━━ Given data ━━

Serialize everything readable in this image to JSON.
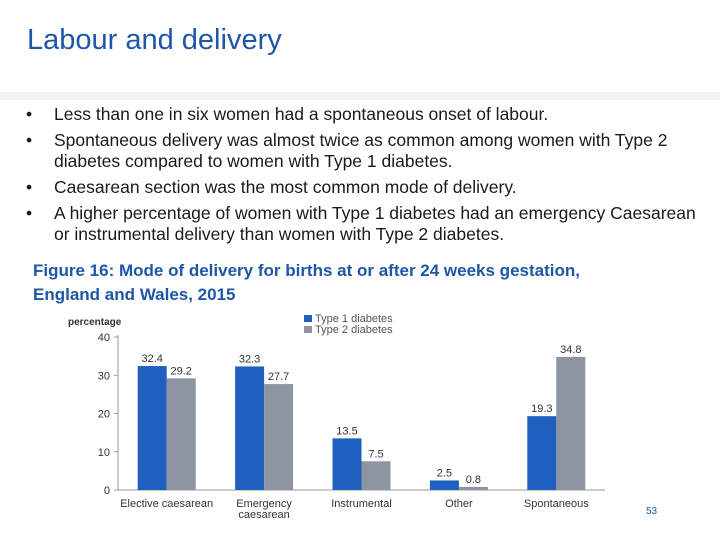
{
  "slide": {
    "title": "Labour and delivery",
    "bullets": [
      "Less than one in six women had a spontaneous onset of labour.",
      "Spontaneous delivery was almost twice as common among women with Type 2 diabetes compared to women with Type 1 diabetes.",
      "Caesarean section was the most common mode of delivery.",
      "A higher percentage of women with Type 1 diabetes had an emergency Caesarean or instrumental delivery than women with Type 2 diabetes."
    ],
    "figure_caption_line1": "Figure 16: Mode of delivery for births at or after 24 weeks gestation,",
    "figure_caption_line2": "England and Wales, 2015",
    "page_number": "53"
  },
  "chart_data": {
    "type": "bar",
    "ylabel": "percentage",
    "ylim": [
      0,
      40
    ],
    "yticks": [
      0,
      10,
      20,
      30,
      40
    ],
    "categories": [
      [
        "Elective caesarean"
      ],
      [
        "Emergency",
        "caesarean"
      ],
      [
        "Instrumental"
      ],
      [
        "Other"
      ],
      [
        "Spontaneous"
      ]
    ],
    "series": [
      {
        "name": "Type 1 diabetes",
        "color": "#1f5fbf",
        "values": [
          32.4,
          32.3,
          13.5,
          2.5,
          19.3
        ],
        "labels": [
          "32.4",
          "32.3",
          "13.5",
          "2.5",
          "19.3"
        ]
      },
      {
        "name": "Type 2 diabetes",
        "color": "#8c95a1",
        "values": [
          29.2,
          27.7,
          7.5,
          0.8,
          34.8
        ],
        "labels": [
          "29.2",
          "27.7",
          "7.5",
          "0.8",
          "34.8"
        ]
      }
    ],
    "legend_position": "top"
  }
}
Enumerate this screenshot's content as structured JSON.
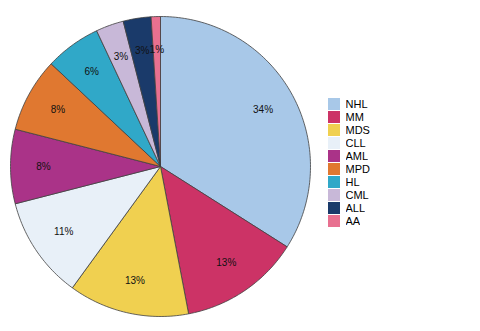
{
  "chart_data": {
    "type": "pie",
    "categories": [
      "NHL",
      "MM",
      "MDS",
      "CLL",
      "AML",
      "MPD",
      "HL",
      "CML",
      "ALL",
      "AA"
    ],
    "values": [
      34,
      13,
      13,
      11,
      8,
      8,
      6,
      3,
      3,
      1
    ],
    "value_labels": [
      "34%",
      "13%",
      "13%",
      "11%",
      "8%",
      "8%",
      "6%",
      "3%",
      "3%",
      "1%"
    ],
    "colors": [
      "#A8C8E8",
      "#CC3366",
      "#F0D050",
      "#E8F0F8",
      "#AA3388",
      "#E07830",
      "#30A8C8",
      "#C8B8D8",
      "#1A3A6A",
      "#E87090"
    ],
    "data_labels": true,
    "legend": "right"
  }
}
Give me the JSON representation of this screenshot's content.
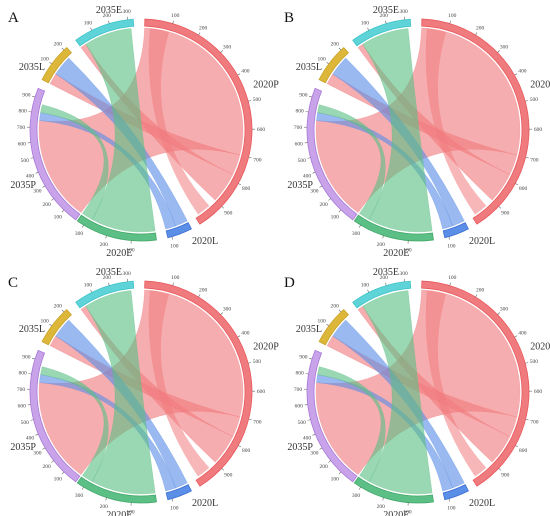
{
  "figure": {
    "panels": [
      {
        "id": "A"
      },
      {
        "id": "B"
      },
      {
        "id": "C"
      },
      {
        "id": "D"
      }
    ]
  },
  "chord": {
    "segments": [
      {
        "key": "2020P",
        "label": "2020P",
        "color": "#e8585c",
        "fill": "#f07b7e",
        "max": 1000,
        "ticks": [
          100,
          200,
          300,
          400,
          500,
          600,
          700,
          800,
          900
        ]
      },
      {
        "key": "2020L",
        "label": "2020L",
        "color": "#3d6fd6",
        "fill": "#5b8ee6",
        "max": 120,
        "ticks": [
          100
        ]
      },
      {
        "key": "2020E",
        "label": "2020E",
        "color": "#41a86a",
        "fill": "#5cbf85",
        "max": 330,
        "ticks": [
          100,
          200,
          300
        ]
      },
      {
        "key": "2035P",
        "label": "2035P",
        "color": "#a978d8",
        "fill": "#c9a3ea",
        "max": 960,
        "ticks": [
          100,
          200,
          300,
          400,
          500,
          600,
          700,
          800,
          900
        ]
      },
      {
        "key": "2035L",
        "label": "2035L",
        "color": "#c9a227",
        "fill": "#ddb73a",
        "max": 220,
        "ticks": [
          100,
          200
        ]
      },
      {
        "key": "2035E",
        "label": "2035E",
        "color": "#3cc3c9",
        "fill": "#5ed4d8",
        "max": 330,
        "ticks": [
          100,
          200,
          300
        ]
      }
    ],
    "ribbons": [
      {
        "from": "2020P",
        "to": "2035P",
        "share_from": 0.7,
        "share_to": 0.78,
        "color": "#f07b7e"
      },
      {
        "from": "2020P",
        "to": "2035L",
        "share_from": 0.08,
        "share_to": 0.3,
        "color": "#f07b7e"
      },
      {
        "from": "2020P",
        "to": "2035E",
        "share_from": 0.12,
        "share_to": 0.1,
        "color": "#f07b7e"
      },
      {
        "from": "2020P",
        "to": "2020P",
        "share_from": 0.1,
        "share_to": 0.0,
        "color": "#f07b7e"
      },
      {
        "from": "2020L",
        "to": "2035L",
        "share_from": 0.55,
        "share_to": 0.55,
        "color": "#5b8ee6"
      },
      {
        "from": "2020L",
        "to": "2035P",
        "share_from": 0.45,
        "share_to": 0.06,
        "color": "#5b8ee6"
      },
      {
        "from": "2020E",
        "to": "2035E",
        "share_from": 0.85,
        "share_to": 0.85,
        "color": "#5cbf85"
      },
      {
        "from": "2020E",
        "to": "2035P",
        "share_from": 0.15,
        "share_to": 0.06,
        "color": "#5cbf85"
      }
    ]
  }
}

━━━

- _Work to do_: In the listing, find every line containing the word "content" and list it.

- _Correct result_:
Enumerate this screenshot's content as structured JSON.
Give me the JSON representation of this screenshot's content.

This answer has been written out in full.